REQUIRED TASKS:
1. Answer these questions about the passage on retinal cells after blast injury, one line each:
(a) How many RGCs were recorded from sham mice?
(b) In the Figure 3 contour maps, what do the circles show?
(c) Which statistical test was used for the Figure 4 analysis?
2. Write the next part of the passage on retinal cells after blast injury, picking up right after its last sentence.

PASSAGE:
-- Opening Marker --

To investigate the apparent mismatch between normal retinal functioning reflected by neutral-position PERG and reduced retinal thickness detected by SD-OCT at the 4-week time point after blast-injury, we used in vitro MEA analysis in acutely dissected retina. This technique measures spontaneous and light-evoked responses of individual RGCs. The RGCs elicit action potentials spontaneously and randomly in the dark. We observed that the average spontaneous firing rate of RGCs in the dark was significantly increased at 1 (P < 0.0001, n = 220 RGCs), 5 (P < 0.0001, n = 317 cells), and 16 (P = 0.0002, n = 273 cells) weeks after blast-injury, compared to sham mice (n = 312 cells; Figs. 3, 4). This spontaneous hyperactivity was evident not only in the average RGC firing rate (Fig. 4a), but also in the cumulative firing rate of RGCs (the proportion of all RGCs firing above a given rate; Figs. 4b, 4c).

Figure 3.

Figure 3

The activity maps show increase in the spontaneous activity at all times probed post blast. The average spontaneous firing rates of RGC's per electrode were plotted as contour maps for control retinas (a) and retinas collected at 1 (b), 5 (c), and 16 (d) weeks post blast. The average rates in spikes/s are plotted on a logarithmic (log10) scale and the color scale is included in the figure. Circles in the figure indicate the position of the optic nerve head.

Figure 4.

Figure 4

Spontaneous activity of RGCs increases after exposure to blast. (a) Average spontaneous firing rates of RGCs in control (ctrl) retinas and in retinas exposed to blast at 1 (1 w), 5 (5w), and 16 (16w) weeks post blast. (b) Cumulative frequency histograms showing the distribution of mean average rates for ctrl and blast-exposed RGC's. (c) Enlarged insert from (b). Statistical analysis performed by Mann-Whitney U test. Significant difference compared to controls; ***P < 0.001, ****P < 0.0001.

-- Closing Marker --

ENTRIES SUPPLIED:
-- Opening Marker --

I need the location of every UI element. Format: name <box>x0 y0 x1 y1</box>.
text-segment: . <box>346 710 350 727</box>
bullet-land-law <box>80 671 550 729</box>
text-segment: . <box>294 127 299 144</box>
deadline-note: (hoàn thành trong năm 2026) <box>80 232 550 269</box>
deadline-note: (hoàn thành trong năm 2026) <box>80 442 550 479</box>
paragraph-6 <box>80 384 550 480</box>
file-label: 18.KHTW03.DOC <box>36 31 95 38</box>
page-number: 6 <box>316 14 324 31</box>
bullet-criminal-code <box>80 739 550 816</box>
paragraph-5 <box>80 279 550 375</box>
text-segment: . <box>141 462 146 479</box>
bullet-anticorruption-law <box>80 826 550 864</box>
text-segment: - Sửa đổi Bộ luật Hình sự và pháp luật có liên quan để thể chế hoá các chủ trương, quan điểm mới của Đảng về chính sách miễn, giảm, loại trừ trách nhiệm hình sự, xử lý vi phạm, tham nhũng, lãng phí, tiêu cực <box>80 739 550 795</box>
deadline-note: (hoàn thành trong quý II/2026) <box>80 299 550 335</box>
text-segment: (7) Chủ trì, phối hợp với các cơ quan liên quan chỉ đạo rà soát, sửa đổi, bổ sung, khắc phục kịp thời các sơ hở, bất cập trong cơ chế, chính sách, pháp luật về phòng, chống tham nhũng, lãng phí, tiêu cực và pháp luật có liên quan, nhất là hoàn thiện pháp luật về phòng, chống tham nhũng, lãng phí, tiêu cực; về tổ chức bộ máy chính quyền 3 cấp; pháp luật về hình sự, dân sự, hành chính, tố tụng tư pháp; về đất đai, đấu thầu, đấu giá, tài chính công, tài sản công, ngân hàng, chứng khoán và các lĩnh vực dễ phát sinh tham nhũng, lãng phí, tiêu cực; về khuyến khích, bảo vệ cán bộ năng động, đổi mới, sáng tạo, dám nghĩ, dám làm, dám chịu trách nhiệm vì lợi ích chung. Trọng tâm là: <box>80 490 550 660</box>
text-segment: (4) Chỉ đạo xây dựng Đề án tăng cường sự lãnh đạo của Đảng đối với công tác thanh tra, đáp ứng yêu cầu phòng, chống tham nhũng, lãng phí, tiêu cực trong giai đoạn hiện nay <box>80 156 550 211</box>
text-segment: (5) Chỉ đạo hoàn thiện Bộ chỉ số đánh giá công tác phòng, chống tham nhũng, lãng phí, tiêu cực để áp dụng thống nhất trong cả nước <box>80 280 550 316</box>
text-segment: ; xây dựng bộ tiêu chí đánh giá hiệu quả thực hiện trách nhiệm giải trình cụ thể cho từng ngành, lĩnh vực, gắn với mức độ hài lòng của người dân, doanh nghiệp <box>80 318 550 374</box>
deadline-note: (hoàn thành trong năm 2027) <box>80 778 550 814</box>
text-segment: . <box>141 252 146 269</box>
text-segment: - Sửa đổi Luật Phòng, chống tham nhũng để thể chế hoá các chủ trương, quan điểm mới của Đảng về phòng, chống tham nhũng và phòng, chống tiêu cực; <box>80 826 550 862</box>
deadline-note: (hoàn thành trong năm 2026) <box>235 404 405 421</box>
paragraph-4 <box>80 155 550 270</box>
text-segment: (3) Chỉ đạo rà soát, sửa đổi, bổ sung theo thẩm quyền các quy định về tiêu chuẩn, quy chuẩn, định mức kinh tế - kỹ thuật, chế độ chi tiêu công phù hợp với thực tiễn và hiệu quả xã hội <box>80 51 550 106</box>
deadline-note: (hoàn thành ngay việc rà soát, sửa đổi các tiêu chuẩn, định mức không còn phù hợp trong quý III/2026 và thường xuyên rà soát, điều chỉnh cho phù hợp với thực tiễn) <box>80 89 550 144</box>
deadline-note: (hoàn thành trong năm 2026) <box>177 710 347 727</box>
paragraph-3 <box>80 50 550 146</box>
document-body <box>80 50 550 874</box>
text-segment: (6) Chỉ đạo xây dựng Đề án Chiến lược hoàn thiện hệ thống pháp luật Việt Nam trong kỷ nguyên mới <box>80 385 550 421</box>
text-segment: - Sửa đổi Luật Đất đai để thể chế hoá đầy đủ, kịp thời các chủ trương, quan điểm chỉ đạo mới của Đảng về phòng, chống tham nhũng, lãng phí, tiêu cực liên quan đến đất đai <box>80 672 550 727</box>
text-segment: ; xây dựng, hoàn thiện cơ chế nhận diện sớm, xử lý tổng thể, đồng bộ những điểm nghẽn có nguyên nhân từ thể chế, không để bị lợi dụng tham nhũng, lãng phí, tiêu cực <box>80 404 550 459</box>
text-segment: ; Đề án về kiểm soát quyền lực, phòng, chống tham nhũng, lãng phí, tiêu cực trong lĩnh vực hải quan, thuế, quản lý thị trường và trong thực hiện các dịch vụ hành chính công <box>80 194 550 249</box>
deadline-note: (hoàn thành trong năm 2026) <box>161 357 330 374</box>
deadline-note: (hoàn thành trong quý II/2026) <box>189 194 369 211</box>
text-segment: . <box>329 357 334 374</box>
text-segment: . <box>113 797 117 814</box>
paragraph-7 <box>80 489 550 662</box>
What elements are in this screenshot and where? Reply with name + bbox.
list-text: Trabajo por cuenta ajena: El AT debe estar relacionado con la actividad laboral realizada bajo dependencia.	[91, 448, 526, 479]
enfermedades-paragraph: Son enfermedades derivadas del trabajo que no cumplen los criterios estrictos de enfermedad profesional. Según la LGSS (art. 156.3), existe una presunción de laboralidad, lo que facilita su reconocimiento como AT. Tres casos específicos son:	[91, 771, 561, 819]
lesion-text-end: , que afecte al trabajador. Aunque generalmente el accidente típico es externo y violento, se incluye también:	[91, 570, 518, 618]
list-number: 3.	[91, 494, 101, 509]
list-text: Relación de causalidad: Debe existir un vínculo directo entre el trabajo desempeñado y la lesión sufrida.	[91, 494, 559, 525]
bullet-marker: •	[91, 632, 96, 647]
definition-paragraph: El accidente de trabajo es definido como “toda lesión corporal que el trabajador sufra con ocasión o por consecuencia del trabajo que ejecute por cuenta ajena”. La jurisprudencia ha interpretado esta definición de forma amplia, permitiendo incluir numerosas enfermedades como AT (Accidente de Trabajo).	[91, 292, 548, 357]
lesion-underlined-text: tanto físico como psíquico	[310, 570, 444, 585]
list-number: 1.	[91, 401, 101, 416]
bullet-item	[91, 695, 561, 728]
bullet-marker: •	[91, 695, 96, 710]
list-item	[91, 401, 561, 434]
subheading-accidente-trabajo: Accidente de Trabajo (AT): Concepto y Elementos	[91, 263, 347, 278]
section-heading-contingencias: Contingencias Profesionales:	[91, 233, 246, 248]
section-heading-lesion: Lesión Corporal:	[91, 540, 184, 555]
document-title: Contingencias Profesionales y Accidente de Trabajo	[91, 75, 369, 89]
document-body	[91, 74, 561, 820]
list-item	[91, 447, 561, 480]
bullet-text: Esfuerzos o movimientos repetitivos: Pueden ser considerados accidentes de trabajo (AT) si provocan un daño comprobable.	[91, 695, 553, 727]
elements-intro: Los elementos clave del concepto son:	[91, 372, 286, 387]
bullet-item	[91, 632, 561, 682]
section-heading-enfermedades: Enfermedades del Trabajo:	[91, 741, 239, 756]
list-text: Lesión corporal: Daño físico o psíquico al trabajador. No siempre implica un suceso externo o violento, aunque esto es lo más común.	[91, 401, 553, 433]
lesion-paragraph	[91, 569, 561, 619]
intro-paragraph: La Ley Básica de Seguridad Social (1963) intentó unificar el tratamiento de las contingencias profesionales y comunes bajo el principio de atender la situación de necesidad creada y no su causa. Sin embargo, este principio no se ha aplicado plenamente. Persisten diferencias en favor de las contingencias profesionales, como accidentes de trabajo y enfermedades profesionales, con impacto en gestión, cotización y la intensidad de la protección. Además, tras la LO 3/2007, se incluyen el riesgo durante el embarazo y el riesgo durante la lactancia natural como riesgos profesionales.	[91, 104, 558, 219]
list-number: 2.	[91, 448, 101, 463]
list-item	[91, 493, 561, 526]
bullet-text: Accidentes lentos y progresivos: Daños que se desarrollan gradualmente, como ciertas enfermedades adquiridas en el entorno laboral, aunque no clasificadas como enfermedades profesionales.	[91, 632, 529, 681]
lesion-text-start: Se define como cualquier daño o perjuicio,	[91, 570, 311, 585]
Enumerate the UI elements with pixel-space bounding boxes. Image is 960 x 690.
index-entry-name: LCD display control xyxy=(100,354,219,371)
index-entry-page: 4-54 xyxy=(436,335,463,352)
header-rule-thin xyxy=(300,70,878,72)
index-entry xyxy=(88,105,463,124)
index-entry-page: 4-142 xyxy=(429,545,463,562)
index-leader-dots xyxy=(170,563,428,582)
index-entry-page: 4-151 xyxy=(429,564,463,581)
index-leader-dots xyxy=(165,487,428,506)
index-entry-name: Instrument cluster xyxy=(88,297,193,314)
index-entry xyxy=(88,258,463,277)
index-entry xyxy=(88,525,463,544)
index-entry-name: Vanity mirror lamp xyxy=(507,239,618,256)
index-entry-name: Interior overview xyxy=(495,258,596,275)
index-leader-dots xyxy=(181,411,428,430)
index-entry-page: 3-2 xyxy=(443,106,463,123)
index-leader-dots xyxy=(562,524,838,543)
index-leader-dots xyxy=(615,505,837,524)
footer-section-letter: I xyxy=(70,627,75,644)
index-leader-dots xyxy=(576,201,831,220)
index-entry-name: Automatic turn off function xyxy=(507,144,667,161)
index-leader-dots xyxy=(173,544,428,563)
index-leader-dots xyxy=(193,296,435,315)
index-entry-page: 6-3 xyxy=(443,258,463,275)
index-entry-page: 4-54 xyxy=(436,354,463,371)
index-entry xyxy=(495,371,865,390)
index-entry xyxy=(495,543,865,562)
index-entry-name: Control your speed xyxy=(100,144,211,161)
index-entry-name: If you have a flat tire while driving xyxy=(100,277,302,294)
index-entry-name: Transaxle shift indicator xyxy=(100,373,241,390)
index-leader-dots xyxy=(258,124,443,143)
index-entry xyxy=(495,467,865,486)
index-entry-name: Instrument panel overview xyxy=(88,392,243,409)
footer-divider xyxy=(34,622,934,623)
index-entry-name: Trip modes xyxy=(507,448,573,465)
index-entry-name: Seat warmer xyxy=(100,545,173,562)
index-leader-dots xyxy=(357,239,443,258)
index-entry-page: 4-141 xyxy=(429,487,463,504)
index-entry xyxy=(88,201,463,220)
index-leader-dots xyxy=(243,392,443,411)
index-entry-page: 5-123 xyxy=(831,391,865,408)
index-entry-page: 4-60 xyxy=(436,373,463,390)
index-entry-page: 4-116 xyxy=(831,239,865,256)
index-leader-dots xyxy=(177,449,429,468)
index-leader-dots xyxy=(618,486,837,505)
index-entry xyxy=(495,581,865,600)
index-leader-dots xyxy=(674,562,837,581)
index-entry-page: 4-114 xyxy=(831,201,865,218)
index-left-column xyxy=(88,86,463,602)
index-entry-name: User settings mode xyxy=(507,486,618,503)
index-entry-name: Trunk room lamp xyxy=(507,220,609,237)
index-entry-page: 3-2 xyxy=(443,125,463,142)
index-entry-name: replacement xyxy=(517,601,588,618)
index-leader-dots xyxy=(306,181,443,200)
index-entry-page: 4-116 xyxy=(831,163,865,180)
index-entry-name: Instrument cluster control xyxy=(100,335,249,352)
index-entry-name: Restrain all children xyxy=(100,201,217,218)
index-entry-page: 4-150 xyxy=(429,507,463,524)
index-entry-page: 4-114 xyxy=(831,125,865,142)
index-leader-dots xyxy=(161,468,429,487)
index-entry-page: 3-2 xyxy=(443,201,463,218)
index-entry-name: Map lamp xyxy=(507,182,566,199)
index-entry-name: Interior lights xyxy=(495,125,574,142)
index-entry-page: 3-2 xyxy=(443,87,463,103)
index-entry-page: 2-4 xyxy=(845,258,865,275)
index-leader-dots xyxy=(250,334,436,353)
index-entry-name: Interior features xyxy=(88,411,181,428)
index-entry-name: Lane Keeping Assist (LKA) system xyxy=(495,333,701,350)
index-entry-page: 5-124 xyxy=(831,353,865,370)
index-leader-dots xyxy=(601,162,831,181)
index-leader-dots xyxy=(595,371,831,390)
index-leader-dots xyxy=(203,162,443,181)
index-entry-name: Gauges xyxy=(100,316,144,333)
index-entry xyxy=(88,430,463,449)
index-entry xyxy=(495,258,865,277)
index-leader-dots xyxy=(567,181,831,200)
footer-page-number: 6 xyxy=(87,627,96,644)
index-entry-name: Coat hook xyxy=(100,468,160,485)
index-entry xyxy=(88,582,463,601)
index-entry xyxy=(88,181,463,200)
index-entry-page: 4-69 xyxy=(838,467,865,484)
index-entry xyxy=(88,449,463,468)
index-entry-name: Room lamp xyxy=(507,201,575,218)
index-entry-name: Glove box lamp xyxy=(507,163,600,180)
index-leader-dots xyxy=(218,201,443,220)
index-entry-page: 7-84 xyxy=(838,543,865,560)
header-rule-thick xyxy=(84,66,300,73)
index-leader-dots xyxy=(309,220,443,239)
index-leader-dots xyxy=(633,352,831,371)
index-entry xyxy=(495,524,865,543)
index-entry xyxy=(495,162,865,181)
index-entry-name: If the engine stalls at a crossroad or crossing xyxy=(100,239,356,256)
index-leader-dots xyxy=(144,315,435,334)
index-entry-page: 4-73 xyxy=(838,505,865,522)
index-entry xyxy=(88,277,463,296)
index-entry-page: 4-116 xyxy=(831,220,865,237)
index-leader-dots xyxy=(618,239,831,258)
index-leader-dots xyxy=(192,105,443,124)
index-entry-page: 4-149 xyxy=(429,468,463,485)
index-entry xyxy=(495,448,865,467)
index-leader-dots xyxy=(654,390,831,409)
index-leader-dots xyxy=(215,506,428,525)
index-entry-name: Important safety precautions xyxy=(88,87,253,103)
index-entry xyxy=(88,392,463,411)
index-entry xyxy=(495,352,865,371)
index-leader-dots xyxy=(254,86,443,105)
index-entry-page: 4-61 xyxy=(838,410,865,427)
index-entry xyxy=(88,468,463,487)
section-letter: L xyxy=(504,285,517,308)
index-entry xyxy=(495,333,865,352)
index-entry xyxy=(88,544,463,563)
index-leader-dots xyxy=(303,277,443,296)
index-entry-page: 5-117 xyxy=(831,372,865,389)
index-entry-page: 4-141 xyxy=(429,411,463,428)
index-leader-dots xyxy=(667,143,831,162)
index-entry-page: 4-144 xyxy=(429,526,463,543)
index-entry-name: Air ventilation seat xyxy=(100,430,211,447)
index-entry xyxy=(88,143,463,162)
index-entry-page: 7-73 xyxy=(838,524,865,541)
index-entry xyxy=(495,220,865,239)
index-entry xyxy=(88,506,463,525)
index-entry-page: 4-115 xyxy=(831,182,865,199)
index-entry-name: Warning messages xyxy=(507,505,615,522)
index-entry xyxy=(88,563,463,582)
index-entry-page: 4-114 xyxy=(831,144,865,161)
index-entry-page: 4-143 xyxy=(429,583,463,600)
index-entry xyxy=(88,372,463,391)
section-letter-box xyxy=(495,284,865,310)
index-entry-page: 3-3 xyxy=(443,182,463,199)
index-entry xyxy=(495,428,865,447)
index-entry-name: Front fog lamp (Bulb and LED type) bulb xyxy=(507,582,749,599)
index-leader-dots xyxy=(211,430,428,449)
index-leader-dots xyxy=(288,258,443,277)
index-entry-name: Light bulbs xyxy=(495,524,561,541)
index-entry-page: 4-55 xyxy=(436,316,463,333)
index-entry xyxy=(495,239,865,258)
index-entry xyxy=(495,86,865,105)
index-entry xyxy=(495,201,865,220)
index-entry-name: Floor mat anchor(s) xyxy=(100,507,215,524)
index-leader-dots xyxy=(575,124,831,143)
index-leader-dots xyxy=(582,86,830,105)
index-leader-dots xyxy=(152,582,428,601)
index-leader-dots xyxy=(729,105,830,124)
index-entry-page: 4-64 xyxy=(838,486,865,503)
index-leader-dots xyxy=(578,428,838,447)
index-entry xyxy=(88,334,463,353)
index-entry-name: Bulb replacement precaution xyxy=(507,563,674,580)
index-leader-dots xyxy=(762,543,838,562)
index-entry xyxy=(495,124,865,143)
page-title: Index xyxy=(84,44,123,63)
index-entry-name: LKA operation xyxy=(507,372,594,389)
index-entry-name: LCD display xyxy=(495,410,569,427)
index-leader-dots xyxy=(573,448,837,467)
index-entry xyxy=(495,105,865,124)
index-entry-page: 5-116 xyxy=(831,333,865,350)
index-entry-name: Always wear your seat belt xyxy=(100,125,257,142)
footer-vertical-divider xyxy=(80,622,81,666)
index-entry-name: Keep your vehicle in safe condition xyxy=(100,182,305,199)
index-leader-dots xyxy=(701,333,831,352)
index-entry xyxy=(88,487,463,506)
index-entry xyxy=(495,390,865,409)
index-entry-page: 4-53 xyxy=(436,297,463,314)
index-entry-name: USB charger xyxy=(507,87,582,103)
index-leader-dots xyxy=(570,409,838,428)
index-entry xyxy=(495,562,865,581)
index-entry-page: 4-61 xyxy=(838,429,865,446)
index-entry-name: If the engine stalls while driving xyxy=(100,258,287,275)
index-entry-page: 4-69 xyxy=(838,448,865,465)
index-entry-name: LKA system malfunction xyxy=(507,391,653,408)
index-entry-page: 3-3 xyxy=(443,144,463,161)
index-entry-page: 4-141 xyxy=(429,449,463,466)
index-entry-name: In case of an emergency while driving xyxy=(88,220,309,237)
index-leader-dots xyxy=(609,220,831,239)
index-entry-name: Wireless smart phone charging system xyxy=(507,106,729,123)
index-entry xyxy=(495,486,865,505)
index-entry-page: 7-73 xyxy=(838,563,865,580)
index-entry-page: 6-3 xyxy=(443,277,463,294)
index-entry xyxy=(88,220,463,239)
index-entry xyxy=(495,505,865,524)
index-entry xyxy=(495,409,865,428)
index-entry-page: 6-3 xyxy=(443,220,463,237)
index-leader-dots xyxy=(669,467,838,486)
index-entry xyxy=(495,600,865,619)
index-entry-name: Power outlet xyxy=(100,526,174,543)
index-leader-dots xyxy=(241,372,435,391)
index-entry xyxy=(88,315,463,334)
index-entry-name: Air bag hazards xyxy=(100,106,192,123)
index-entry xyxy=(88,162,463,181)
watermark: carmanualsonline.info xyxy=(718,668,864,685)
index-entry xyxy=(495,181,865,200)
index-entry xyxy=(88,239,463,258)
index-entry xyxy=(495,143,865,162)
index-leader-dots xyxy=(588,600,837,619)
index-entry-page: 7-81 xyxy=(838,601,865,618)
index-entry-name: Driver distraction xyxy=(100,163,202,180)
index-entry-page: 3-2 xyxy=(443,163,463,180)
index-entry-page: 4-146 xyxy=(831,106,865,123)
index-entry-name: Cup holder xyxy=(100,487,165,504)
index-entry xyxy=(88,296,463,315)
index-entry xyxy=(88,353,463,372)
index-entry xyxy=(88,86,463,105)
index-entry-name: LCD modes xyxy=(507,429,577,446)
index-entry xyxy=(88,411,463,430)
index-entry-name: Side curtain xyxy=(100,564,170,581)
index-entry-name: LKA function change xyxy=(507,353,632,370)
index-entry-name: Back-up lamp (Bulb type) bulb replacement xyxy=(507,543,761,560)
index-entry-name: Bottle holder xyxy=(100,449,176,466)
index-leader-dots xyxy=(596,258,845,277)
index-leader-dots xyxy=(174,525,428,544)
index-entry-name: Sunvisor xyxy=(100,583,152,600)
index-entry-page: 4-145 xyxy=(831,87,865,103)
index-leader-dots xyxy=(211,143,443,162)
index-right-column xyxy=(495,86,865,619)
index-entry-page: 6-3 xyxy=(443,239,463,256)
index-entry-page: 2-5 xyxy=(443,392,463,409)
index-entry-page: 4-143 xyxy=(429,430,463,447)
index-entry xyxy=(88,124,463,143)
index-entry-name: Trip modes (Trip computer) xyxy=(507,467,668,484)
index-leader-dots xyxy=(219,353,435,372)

-- Closing Marker --

ANSWERS TO EACH TASK:
1.
(a) 312 cells
(b) The position of the optic nerve head
(c) The Mann-Whitney U test

2.
The RGCs are the first neurons in the visual transduction cascade that fire an action potential in response to light, and are divided into “ON RGCs” that respond to onset of light and “OFF RGCs” that respond to offset of light. The responses of these classes of RGCs to full-field light flashes in acute retinal whole-mounts were significantly greater 5 weeks after blast-exposure (n = 368 cells) when compared to acute retinal preparations from sham mice (n = 247 cells; Figs. 5a, 5b; total response, P < 0.0001; ON, P = 0.0185; OFF, P < 0.0001; Mann-Whitney U test). However, no statistically significant differences from sham mice were present in blast-injured retina 1 or 16 weeks after injury (Figs. 5a, 5b), indicating that RGC light responsiveness increases temporarily following an initial latent period after blast trauma, and then returns to normal. Closer analysis reveals that the change in light responsiveness 5 weeks after injury includes, on average, a decrease in the relative proportion of responses elicited by light onset (ON/total response ratio; P = 0.0093 versus RGCs of control retinas), with a corresponding increase in OFF/total ratio; P = 0.0093, Figure 5c. That is, for analysis of this population of RGCs, the relative responsiveness to light onset versus offset is more evenly balanced at this interval after blast injury, whereas at other time points there is a disparity in the ON versus OFF response of RGCs.

Figure 5.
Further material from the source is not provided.